Task prompt:
Report only the number of lines that hold the word "icon".

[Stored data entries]
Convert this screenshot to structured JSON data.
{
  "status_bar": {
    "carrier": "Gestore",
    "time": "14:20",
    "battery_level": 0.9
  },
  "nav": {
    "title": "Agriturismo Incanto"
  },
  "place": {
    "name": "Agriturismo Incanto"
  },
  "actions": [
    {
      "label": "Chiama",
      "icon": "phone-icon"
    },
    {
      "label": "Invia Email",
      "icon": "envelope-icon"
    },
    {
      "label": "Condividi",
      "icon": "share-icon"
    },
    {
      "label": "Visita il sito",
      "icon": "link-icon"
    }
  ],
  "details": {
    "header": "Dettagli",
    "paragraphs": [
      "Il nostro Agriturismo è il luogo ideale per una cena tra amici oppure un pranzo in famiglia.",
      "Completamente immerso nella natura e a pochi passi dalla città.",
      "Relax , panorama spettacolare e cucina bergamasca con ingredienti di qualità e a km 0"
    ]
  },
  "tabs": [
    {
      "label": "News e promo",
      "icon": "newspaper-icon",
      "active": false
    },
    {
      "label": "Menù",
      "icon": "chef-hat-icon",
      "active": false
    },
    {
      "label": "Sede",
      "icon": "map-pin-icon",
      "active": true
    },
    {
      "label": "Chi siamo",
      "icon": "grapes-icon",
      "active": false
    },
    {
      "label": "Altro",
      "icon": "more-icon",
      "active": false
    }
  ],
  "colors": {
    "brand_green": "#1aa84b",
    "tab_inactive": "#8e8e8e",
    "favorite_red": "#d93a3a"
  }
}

Written solution:
9